» **Required work**
Search the entries below. Return every line that has "lámpától" in it.

» **Stored records**
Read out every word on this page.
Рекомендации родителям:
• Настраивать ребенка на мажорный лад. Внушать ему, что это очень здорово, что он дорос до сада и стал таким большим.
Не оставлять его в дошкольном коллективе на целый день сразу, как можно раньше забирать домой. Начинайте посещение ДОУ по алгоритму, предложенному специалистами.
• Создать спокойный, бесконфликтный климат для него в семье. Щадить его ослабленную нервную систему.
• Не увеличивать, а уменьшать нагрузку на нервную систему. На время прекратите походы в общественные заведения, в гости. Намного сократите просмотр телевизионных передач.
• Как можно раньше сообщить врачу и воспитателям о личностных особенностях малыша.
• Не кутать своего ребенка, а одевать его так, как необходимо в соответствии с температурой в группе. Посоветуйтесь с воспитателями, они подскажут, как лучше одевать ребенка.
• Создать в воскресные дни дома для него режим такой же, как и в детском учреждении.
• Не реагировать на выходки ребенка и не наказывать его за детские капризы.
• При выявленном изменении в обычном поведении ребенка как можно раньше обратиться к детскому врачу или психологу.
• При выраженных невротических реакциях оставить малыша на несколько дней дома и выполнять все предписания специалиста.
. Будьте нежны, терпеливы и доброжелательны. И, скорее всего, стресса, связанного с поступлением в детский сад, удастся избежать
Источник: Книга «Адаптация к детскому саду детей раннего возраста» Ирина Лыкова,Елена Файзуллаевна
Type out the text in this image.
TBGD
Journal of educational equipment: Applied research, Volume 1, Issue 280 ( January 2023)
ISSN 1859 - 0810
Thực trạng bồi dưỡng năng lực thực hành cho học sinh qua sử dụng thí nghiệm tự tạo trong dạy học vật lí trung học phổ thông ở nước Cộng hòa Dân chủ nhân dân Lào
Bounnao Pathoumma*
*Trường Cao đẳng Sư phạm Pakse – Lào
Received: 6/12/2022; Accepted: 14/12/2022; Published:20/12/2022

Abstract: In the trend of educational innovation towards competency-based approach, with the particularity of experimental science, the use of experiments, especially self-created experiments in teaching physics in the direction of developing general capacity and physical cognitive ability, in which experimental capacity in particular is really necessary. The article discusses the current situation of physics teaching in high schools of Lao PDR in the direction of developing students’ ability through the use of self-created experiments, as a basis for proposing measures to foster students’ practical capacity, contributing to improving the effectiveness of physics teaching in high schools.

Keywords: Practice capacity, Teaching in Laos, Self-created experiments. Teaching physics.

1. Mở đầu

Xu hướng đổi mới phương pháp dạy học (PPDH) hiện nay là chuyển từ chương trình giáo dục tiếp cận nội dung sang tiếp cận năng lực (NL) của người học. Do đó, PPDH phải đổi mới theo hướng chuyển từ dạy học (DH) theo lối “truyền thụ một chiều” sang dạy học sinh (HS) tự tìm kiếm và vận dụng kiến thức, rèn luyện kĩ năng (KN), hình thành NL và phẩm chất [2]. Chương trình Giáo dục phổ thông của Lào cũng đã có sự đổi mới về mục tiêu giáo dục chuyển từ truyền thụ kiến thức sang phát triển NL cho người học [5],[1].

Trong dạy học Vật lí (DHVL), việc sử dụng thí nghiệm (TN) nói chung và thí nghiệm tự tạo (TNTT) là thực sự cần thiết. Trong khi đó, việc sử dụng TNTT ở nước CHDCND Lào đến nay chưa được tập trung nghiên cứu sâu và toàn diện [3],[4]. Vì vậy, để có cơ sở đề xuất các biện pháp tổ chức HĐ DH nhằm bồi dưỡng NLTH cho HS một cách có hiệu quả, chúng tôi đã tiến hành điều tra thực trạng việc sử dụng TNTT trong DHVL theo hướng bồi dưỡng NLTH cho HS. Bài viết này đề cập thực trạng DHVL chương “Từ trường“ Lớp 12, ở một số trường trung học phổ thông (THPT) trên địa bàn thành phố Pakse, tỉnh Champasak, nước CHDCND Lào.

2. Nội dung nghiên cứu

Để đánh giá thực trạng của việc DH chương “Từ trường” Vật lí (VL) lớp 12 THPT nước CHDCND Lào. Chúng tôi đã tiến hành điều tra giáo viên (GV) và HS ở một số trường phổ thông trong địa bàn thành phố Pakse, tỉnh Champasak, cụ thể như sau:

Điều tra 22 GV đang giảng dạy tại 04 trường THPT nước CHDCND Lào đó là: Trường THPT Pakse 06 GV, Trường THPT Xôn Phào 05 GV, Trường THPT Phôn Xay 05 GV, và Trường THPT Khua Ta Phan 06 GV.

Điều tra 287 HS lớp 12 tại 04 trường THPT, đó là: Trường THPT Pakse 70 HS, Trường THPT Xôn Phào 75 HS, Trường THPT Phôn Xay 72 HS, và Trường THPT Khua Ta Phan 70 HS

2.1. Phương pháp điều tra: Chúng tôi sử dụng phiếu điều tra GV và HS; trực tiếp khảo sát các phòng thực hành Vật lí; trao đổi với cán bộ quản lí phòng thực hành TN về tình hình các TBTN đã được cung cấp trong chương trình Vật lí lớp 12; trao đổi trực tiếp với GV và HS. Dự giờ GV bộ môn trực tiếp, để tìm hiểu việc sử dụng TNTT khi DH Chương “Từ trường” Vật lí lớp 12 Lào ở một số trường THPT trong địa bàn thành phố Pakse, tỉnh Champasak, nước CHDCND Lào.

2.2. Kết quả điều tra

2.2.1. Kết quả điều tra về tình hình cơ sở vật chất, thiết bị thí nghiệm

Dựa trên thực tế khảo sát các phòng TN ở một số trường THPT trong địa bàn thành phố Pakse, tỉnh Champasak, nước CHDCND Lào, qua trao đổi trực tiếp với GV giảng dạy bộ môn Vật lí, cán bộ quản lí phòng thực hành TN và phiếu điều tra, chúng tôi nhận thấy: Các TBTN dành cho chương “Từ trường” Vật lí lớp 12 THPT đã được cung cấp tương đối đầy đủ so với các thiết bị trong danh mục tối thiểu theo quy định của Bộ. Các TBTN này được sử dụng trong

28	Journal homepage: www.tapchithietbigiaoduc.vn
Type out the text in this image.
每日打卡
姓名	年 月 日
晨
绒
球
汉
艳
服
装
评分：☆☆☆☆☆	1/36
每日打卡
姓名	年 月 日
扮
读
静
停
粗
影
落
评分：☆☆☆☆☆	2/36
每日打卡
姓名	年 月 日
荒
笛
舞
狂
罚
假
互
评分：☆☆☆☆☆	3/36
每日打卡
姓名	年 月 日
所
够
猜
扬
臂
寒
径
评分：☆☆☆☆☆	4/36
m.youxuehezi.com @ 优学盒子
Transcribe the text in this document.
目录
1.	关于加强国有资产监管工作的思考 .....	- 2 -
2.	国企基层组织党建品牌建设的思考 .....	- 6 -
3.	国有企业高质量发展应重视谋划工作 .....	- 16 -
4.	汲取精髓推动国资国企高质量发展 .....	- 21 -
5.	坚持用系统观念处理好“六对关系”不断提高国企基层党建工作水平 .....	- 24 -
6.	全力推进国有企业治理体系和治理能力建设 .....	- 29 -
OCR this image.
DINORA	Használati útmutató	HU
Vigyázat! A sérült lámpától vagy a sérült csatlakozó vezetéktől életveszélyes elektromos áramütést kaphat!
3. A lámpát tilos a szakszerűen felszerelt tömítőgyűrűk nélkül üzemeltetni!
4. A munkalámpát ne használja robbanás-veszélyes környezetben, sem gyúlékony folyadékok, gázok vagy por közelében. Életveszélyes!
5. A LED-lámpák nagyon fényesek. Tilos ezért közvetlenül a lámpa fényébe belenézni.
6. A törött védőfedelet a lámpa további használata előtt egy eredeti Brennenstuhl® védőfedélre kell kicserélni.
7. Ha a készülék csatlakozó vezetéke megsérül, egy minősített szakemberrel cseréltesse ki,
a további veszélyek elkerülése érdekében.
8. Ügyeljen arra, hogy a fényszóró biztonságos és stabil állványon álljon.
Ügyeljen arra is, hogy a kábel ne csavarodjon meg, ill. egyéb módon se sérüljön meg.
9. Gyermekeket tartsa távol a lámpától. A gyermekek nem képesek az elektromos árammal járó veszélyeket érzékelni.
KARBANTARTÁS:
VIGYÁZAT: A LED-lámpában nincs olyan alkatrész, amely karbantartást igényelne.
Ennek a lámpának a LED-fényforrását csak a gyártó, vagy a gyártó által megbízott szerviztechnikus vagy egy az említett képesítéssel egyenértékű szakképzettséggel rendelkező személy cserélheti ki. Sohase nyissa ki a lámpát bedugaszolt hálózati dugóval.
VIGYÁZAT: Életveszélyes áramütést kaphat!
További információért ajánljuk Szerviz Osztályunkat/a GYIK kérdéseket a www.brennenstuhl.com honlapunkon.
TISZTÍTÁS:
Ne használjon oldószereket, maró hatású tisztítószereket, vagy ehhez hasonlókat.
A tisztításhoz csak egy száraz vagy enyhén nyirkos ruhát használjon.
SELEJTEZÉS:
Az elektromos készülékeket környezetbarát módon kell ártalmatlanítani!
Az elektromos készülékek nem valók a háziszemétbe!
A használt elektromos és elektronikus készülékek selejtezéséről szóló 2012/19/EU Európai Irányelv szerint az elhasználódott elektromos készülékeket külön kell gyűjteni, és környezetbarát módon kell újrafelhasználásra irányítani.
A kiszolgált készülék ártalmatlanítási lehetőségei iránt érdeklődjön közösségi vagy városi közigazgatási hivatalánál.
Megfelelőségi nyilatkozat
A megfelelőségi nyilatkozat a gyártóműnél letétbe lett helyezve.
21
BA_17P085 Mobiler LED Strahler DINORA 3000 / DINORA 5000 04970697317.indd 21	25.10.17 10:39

» **Result**
Vigyázat! A sérült lámpától vagy a sérült csatlakozó vezetéktől életveszélyes elektromos áramütést kaphat!
9. Gyermekeket tartsa távol a lámpától. A gyermekek nem képesek az elektromos árammal járó veszélyeket érzékelni.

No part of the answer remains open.